Brief: List all lines of the data that include the string "AUDIO".

Records for the exercise:
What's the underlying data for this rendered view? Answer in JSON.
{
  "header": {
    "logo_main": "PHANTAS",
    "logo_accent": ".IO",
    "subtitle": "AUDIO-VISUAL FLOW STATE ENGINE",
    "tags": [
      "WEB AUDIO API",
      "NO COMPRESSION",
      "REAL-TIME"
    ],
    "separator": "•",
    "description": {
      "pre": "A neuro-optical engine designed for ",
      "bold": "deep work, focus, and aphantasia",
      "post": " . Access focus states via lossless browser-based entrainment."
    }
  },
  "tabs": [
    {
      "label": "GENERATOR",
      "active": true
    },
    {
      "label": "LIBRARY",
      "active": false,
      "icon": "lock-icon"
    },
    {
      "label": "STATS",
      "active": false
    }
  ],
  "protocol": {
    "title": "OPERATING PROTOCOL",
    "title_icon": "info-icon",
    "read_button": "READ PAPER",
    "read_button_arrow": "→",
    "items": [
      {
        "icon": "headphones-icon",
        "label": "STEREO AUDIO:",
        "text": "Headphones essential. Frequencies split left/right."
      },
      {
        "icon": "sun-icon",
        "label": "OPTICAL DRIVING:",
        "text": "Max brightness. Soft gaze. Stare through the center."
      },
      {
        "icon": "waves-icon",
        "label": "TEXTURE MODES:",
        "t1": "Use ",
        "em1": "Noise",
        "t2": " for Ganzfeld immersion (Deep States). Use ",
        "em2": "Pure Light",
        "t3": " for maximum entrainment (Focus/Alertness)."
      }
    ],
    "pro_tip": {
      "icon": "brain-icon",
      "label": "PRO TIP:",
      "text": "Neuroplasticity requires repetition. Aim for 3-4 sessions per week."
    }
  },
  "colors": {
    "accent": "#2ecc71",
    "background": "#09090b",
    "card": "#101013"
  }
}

Expected output:
    "subtitle": "AUDIO-VISUAL FLOW STATE ENGINE",
      "WEB AUDIO API",
        "label": "STEREO AUDIO:",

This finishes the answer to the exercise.